Start of MATERIAL SUPPLIED

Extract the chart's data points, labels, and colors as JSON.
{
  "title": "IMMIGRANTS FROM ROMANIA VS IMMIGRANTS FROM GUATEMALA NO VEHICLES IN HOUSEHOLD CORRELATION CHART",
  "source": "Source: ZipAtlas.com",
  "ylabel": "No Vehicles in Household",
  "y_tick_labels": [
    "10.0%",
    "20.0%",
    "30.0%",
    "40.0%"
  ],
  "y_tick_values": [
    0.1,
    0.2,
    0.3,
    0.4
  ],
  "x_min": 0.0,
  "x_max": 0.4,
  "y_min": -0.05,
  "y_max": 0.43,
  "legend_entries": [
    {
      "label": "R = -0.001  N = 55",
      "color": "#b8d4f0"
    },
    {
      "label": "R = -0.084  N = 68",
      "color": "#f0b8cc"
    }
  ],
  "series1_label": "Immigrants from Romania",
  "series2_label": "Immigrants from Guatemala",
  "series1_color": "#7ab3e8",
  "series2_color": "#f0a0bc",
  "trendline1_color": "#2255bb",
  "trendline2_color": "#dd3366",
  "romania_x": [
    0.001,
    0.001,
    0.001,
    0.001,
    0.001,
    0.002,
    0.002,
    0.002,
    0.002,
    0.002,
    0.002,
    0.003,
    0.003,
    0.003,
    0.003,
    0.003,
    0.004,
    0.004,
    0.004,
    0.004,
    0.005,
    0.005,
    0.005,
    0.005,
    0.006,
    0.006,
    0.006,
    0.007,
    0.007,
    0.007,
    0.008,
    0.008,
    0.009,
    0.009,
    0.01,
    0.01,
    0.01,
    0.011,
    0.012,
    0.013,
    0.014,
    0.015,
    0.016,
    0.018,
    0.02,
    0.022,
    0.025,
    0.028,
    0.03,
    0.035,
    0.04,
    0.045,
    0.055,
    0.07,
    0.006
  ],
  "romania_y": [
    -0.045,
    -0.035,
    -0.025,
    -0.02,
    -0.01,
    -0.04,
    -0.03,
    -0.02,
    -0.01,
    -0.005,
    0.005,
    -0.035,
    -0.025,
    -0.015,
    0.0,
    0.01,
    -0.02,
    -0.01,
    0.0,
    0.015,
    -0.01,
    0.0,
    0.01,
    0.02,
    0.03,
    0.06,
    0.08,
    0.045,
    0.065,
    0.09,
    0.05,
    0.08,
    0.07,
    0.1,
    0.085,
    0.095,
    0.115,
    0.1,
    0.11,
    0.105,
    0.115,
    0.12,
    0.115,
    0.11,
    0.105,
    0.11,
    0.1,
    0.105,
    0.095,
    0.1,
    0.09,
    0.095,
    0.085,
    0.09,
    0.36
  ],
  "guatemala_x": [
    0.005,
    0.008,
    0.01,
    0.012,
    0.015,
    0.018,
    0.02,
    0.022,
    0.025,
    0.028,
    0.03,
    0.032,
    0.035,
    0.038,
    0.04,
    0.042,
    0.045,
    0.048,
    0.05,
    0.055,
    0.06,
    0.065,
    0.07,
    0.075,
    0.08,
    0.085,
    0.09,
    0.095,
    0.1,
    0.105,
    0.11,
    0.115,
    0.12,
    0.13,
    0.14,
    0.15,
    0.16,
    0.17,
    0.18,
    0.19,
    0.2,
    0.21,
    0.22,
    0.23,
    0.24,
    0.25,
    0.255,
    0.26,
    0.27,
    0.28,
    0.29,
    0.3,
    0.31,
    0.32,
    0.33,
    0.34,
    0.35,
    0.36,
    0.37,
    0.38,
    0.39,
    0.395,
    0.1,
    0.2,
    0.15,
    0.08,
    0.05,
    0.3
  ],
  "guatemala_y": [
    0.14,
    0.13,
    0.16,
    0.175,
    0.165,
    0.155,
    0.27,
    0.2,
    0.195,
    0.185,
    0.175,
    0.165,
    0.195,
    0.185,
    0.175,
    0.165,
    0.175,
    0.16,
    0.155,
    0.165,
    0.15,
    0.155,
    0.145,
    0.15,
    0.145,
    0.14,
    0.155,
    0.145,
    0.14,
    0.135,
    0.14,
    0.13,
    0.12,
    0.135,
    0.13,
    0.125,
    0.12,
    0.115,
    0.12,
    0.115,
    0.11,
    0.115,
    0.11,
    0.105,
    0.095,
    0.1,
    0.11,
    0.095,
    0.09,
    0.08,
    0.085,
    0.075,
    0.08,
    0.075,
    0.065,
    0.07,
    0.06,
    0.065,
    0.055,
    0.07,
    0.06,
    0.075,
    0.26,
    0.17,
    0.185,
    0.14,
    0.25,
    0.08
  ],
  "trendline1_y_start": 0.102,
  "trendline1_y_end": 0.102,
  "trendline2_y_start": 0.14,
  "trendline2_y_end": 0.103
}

End of MATERIAL SUPPLIED

▸ **GOAL OF THE EXERCISE**
Your task is to repeat every entry exactly.

▸ **THE RESPONSE**
Extract the chart's data points, labels, and colors as JSON.
{
  "title": "IMMIGRANTS FROM ROMANIA VS IMMIGRANTS FROM GUATEMALA NO VEHICLES IN HOUSEHOLD CORRELATION CHART",
  "source": "Source: ZipAtlas.com",
  "ylabel": "No Vehicles in Household",
  "y_tick_labels": [
    "10.0%",
    "20.0%",
    "30.0%",
    "40.0%"
  ],
  "y_tick_values": [
    0.1,
    0.2,
    0.3,
    0.4
  ],
  "x_min": 0.0,
  "x_max": 0.4,
  "y_min": -0.05,
  "y_max": 0.43,
  "legend_entries": [
    {
      "label": "R = -0.001  N = 55",
      "color": "#b8d4f0"
    },
    {
      "label": "R = -0.084  N = 68",
      "color": "#f0b8cc"
    }
  ],
  "series1_label": "Immigrants from Romania",
  "series2_label": "Immigrants from Guatemala",
  "series1_color": "#7ab3e8",
  "series2_color": "#f0a0bc",
  "trendline1_color": "#2255bb",
  "trendline2_color": "#dd3366",
  "romania_x": [
    0.001,
    0.001,
    0.001,
    0.001,
    0.001,
    0.002,
    0.002,
    0.002,
    0.002,
    0.002,
    0.002,
    0.003,
    0.003,
    0.003,
    0.003,
    0.003,
    0.004,
    0.004,
    0.004,
    0.004,
    0.005,
    0.005,
    0.005,
    0.005,
    0.006,
    0.006,
    0.006,
    0.007,
    0.007,
    0.007,
    0.008,
    0.008,
    0.009,
    0.009,
    0.01,
    0.01,
    0.01,
    0.011,
    0.012,
    0.013,
    0.014,
    0.015,
    0.016,
    0.018,
    0.02,
    0.022,
    0.025,
    0.028,
    0.03,
    0.035,
    0.04,
    0.045,
    0.055,
    0.07,
    0.006
  ],
  "romania_y": [
    -0.045,
    -0.035,
    -0.025,
    -0.02,
    -0.01,
    -0.04,
    -0.03,
    -0.02,
    -0.01,
    -0.005,
    0.005,
    -0.035,
    -0.025,
    -0.015,
    0.0,
    0.01,
    -0.02,
    -0.01,
    0.0,
    0.015,
    -0.01,
    0.0,
    0.01,
    0.02,
    0.03,
    0.06,
    0.08,
    0.045,
    0.065,
    0.09,
    0.05,
    0.08,
    0.07,
    0.1,
    0.085,
    0.095,
    0.115,
    0.1,
    0.11,
    0.105,
    0.115,
    0.12,
    0.115,
    0.11,
    0.105,
    0.11,
    0.1,
    0.105,
    0.095,
    0.1,
    0.09,
    0.095,
    0.085,
    0.09,
    0.36
  ],
  "guatemala_x": [
    0.005,
    0.008,
    0.01,
    0.012,
    0.015,
    0.018,
    0.02,
    0.022,
    0.025,
    0.028,
    0.03,
    0.032,
    0.035,
    0.038,
    0.04,
    0.042,
    0.045,
    0.048,
    0.05,
    0.055,
    0.06,
    0.065,
    0.07,
    0.075,
    0.08,
    0.085,
    0.09,
    0.095,
    0.1,
    0.105,
    0.11,
    0.115,
    0.12,
    0.13,
    0.14,
    0.15,
    0.16,
    0.17,
    0.18,
    0.19,
    0.2,
    0.21,
    0.22,
    0.23,
    0.24,
    0.25,
    0.255,
    0.26,
    0.27,
    0.28,
    0.29,
    0.3,
    0.31,
    0.32,
    0.33,
    0.34,
    0.35,
    0.36,
    0.37,
    0.38,
    0.39,
    0.395,
    0.1,
    0.2,
    0.15,
    0.08,
    0.05,
    0.3
  ],
  "guatemala_y": [
    0.14,
    0.13,
    0.16,
    0.175,
    0.165,
    0.155,
    0.27,
    0.2,
    0.195,
    0.185,
    0.175,
    0.165,
    0.195,
    0.185,
    0.175,
    0.165,
    0.175,
    0.16,
    0.155,
    0.165,
    0.15,
    0.155,
    0.145,
    0.15,
    0.145,
    0.14,
    0.155,
    0.145,
    0.14,
    0.135,
    0.14,
    0.13,
    0.12,
    0.135,
    0.13,
    0.125,
    0.12,
    0.115,
    0.12,
    0.115,
    0.11,
    0.115,
    0.11,
    0.105,
    0.095,
    0.1,
    0.11,
    0.095,
    0.09,
    0.08,
    0.085,
    0.075,
    0.08,
    0.075,
    0.065,
    0.07,
    0.06,
    0.065,
    0.055,
    0.07,
    0.06,
    0.075,
    0.26,
    0.17,
    0.185,
    0.14,
    0.25,
    0.08
  ],
  "trendline1_y_start": 0.102,
  "trendline1_y_end": 0.102,
  "trendline2_y_start": 0.14,
  "trendline2_y_end": 0.103
}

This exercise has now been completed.